-- Rows from a dataset --
☆ ☆ ☆

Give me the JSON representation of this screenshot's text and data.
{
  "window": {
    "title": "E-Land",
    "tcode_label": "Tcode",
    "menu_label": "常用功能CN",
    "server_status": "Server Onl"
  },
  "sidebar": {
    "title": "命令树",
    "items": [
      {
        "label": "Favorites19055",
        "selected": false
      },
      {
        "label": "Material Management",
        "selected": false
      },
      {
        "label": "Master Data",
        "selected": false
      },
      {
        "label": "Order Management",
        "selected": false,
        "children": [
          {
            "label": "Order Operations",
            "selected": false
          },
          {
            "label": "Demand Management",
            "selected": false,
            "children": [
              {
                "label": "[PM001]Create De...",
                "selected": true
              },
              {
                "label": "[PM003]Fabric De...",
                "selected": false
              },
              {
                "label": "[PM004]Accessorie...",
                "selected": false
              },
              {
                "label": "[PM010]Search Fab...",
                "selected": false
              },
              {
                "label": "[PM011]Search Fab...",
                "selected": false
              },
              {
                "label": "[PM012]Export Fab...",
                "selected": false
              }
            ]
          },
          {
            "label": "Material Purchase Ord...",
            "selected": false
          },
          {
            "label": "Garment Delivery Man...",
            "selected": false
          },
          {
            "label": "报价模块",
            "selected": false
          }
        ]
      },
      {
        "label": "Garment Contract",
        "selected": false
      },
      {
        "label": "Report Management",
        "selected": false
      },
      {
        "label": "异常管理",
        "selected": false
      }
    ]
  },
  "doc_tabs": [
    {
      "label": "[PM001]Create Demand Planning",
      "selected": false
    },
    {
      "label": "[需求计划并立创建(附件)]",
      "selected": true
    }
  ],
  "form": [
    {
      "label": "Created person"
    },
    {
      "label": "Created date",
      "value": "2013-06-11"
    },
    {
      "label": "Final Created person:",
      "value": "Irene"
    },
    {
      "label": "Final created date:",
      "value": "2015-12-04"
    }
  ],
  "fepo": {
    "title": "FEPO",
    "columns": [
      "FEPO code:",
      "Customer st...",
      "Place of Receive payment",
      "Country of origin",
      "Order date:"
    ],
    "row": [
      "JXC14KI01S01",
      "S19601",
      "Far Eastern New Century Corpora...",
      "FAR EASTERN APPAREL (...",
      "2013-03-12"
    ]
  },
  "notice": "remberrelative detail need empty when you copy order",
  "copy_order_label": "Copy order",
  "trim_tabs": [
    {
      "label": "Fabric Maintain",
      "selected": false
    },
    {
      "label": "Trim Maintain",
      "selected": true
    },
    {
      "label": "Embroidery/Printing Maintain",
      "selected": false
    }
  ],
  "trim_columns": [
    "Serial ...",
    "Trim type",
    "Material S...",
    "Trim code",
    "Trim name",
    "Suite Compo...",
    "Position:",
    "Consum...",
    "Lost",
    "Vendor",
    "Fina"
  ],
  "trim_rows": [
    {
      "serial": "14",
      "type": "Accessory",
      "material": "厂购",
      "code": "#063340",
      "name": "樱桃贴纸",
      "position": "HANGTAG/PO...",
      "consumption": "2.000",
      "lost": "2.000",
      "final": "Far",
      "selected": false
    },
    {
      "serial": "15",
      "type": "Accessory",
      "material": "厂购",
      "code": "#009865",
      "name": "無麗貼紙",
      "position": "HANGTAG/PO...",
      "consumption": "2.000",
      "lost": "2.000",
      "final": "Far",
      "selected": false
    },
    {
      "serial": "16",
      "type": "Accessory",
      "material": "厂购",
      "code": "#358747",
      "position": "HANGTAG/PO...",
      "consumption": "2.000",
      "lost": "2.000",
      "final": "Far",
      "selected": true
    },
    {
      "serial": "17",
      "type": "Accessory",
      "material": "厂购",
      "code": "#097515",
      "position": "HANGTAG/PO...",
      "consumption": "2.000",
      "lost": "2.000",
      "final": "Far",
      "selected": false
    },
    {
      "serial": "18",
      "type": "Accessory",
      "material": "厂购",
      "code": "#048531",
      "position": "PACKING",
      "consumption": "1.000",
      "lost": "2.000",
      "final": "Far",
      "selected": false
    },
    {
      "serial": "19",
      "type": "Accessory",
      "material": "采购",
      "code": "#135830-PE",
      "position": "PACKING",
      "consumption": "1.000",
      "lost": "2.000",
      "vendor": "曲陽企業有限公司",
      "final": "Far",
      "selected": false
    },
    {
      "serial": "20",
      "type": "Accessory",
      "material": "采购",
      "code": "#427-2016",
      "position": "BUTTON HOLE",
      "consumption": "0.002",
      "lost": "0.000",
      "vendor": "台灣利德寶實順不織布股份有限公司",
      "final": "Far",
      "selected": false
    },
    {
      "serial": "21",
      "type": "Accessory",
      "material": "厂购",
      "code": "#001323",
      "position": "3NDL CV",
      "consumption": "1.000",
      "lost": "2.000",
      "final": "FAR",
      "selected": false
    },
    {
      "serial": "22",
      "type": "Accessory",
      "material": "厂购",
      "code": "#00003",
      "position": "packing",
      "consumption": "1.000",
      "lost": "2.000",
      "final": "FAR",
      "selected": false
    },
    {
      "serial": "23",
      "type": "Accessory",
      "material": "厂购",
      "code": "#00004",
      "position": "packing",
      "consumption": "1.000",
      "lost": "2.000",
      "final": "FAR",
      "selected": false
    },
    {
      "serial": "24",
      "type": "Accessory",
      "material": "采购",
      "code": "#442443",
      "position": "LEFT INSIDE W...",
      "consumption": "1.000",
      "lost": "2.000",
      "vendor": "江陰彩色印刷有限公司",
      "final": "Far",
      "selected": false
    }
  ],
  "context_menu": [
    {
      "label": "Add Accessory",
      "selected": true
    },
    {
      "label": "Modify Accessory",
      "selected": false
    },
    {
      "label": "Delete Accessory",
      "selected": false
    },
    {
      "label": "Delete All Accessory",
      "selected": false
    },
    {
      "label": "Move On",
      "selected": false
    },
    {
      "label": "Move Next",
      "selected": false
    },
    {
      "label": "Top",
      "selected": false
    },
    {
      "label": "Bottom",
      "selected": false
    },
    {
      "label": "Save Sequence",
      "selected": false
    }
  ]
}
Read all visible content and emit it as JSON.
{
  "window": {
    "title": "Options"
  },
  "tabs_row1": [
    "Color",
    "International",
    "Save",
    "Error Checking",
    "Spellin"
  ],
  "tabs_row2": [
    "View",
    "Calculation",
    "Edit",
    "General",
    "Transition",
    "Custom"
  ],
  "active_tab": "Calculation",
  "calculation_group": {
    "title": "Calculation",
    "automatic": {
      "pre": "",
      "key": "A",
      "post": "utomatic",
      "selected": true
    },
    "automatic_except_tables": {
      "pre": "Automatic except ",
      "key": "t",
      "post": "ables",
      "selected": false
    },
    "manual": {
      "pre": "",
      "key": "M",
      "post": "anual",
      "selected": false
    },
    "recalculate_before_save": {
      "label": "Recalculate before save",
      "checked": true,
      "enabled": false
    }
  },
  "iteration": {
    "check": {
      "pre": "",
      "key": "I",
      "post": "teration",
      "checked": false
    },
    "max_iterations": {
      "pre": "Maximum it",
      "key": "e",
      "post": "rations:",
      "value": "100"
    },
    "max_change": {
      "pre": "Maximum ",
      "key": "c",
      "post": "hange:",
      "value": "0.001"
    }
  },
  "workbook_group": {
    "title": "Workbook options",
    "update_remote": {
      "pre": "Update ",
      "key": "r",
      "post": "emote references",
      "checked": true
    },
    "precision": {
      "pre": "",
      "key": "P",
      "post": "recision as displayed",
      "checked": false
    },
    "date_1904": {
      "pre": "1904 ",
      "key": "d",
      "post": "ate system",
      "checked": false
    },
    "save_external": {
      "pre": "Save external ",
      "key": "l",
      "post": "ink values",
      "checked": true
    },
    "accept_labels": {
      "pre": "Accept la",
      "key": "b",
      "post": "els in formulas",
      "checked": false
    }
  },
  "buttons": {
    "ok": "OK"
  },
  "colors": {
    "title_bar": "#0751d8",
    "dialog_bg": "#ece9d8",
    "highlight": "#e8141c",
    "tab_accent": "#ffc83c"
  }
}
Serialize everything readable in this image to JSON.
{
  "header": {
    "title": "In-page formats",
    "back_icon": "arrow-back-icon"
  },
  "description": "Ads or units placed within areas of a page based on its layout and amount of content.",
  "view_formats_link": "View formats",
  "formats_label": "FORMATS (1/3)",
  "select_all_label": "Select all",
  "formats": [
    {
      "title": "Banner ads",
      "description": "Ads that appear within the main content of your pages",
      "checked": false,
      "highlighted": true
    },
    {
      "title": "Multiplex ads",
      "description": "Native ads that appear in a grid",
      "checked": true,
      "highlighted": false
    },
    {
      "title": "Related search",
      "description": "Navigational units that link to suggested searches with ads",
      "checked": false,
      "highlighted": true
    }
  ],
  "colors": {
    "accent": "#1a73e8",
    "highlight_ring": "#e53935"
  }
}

☆ ☆ ☆

-- Task instructions --
Return every line holding the word "JSON" from the records.

-- Solution for this problem --
Give me the JSON representation of this screenshot's text and data.
Read all visible content and emit it as JSON.
Serialize everything readable in this image to JSON.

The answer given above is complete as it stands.